* [WORK TO COMPLETE]:
A – Determine whether each of the following statements agrees with the equity compensation excerpt, answering yes or no and quoting the deciding words of the excerpt: (i) The 2006 Plan was adopted in July 2006. (ii) The full board of directors administers the 2006 Plan. (iii) There are 217,604 shares of common stock presently available for future grant under the 2006 Plan.
B – Transcribe the stretch of the equity compensation excerpt from "729,610       $" through "grant under the 2006 Plan.".

* [PROVIDED TEXT]:

----------

Grants of Plan-Based Awards for 2013

We granted no stock options to our named executive officers during the 2013 fiscal year:

Securities Authorized for Issuance Under Equity Compensation Plans

The following table gives information about our common stock that may be issued upon the exercise of options under all of our existing equity compensation plans as of December 31, 2013:

 

     Equity Compensation Plan Information  

Plan Category

   Number of securities to
be issued upon exercise
of outstanding options,
warrants, and rights
     Weighted-
average exercise
price of
outstanding
options,
warrants, and
rights
     Number of securities
remaining available
for equity
compensation plans
 

Securities issued under the 2006 Plan

     2,699,296       $ 0.83         217,604   

Securities issued outside the 2006 Plan

     729,610       $ 0.69         —     

2006 Stock Incentive Plan

In July 2006, we adopted the 2006 Plan. We have reserved 3,688,828 shares for issuance under the 2006 Plan. To date, options to purchase 3,598,888 shares of our common stock and 55,484 restricted shares of our common stock have been granted under the 2006 Plan. We presently have 217,604 shares of our common stock available for future grant under the 2006 Plan.

Administration. The Compensation Committee of our board of directors administers the 2006 Plan and determines which persons will receive grants of awards and the type of award to be granted to such persons. The Compensation Committee also interprets the provisions of the 2006 Plan and makes all other determinations that it deems necessary or advisable for the administration of the 2006 Plan.

----------

* [LISTED ENTRIES]:
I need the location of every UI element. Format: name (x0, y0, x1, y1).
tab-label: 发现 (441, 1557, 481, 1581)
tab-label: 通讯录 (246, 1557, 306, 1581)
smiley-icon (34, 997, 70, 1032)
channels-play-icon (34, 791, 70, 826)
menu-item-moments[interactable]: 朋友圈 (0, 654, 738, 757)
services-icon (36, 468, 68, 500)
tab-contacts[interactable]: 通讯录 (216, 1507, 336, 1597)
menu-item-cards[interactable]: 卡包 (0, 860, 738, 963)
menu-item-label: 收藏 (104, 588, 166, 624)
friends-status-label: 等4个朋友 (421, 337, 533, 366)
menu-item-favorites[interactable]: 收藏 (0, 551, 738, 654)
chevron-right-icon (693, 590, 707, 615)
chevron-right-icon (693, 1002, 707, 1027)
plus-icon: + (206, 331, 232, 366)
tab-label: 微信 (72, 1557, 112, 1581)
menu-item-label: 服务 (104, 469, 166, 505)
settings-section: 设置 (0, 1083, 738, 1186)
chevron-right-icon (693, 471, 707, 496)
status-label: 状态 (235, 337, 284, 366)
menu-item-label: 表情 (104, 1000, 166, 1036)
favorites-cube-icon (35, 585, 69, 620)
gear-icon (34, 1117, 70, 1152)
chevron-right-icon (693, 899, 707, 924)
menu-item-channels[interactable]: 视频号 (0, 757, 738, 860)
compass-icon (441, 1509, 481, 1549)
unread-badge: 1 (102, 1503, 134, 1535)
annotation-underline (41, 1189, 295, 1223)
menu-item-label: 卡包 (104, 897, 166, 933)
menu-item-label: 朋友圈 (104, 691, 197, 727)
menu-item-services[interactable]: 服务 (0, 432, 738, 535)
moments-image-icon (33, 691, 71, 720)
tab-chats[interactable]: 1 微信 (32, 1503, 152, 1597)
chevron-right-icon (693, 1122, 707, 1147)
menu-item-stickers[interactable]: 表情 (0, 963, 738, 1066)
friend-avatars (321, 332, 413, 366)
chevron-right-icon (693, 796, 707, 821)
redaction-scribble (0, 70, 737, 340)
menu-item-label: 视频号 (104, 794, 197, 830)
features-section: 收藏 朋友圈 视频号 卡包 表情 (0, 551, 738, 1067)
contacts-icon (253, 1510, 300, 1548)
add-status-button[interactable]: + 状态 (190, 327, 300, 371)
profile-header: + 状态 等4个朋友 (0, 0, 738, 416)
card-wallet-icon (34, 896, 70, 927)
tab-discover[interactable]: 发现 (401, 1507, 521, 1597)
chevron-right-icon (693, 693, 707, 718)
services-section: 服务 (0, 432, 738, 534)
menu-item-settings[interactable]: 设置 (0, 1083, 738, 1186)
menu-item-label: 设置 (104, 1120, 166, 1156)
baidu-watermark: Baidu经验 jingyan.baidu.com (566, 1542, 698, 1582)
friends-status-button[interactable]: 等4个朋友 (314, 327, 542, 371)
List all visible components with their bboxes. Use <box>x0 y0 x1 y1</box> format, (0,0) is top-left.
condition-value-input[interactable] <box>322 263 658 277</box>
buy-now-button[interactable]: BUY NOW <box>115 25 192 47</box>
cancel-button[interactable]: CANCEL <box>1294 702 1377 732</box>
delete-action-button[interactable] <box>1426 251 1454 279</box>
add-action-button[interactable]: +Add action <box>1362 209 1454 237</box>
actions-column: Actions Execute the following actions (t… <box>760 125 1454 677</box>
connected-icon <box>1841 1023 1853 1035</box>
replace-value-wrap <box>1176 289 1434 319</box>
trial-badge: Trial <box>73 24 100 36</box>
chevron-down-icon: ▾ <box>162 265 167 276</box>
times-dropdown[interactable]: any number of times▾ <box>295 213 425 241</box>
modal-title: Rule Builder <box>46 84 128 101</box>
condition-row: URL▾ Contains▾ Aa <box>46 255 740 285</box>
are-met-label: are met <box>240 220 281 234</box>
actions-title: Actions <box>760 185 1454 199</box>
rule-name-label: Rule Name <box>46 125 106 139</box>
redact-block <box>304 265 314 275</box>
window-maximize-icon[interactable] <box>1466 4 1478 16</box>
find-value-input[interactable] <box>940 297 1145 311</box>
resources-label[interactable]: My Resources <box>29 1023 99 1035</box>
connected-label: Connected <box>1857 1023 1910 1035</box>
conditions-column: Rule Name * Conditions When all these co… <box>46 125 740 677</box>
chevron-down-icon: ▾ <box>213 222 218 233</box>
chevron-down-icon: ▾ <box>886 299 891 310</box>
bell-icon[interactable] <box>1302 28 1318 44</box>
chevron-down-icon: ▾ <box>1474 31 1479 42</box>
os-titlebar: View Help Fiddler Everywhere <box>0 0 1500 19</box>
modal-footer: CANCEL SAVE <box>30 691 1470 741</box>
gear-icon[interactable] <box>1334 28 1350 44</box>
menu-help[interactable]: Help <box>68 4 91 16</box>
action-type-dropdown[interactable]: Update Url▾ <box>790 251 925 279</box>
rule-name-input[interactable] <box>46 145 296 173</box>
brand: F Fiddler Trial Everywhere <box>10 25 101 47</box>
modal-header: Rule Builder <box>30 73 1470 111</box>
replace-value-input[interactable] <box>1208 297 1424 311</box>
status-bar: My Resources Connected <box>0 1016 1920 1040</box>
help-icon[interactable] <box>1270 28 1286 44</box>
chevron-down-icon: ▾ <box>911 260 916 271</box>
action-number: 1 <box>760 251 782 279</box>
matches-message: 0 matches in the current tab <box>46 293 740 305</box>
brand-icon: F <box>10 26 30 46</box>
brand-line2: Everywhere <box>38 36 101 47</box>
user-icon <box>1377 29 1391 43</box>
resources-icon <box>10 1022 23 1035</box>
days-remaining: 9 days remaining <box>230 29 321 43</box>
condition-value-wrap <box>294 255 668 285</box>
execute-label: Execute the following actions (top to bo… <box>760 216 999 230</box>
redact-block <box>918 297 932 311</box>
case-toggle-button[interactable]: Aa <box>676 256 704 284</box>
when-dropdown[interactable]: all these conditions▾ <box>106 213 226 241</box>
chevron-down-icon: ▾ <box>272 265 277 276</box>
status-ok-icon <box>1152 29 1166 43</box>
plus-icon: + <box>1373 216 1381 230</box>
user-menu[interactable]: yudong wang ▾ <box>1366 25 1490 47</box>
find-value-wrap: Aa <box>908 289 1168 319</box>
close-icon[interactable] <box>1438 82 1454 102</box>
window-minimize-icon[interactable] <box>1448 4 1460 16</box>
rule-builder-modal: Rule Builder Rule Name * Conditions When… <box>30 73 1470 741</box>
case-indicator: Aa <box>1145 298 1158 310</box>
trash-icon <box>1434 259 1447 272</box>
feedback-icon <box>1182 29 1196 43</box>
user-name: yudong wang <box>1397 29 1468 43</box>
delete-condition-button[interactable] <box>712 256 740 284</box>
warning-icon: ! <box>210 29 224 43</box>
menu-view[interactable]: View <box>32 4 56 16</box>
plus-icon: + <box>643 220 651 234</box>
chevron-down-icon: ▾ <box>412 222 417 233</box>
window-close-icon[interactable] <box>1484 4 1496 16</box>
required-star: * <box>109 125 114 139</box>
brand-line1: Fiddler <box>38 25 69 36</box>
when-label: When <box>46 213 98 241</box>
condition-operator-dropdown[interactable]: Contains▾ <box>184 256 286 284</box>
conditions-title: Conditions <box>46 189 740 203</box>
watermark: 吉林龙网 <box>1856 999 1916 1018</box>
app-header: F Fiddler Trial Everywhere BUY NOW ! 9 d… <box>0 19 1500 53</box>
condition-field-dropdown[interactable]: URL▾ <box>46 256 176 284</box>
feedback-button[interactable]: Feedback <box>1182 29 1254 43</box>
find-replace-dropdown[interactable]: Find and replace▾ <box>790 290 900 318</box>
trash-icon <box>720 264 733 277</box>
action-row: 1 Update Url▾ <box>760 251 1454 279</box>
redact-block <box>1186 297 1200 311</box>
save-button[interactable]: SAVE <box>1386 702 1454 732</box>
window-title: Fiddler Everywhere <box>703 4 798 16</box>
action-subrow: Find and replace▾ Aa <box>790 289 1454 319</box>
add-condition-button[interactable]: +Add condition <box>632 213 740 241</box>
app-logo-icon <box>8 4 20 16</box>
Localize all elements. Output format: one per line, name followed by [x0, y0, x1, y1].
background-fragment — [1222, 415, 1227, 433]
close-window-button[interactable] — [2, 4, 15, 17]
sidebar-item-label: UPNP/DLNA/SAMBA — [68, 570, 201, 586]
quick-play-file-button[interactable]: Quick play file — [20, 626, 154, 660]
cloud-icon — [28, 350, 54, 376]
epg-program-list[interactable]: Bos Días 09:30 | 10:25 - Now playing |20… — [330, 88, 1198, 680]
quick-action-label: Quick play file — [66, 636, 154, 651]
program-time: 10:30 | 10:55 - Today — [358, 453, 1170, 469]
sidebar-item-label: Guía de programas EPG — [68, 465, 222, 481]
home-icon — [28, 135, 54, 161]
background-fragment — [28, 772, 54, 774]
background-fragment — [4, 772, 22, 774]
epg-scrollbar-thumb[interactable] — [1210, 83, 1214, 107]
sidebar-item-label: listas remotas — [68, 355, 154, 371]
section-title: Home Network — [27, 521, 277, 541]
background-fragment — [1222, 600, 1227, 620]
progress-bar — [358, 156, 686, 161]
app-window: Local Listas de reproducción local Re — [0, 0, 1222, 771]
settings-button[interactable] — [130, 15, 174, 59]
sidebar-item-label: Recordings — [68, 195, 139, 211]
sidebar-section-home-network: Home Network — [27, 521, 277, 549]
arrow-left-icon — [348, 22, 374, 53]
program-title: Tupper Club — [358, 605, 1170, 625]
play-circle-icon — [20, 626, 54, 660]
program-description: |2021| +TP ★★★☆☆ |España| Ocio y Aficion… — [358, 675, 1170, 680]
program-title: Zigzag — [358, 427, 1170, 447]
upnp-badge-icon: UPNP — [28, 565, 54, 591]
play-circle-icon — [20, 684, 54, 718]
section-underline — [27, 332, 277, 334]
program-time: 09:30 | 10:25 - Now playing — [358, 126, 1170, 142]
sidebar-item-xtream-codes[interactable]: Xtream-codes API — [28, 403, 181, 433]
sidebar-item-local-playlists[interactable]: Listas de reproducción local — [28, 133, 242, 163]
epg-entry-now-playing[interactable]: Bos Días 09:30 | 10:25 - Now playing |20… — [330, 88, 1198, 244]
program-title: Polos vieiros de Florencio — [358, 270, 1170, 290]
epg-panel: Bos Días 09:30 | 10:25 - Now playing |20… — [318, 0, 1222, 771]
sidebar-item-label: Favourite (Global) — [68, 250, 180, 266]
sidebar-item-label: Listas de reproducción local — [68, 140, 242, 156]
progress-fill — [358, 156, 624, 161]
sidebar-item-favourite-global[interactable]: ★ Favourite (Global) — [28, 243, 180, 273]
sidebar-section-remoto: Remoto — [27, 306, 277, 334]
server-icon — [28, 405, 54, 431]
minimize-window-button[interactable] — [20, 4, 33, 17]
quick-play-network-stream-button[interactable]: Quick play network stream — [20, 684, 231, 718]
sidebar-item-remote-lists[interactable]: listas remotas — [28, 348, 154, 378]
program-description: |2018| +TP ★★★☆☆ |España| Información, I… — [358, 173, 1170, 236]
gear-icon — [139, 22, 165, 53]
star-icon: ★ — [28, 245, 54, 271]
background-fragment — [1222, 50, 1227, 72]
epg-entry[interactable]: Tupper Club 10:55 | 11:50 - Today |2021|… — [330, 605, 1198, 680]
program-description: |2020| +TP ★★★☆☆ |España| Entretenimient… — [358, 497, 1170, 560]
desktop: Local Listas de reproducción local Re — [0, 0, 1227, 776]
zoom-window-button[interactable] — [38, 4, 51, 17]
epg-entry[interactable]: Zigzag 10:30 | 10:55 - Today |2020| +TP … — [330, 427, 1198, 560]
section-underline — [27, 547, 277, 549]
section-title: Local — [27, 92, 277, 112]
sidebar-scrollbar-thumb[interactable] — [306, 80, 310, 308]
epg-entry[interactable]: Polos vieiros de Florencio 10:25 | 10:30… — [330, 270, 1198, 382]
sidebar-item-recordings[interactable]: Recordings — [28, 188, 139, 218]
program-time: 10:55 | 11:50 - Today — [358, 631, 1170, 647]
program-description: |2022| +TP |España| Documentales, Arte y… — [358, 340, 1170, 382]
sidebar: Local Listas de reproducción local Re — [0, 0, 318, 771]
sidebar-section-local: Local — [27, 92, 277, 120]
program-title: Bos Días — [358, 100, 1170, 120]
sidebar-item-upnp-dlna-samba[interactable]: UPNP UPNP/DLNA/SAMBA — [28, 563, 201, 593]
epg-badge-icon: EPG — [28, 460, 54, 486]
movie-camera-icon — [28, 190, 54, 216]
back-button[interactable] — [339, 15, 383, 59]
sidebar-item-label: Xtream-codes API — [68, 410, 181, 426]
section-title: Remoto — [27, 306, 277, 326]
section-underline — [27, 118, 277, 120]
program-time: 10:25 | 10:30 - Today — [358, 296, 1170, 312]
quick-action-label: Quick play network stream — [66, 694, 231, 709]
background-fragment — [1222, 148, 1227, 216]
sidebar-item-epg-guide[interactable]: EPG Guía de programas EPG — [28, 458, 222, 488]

----------

* [ANSWERS FOR THE EXERCISE]:
A –
(i) Yes: "In July 2006, we adopted the 2006 Plan."
(ii) No: "The Compensation Committee of our board of directors administers the 2006 Plan"
(iii) Yes: "We presently have 217,604 shares of our common stock available for future grant under the 2006 Plan."

B –
729,610       $ 0.69         —     

2006 Stock Incentive Plan

In July 2006, we adopted the 2006 Plan. We have reserved 3,688,828 shares for issuance under the 2006 Plan. To date, options to purchase 3,598,888 shares of our common stock and 55,484 restricted shares of our common stock have been granted under the 2006 Plan. We presently have 217,604 shares of our common stock available for future grant under the 2006 Plan.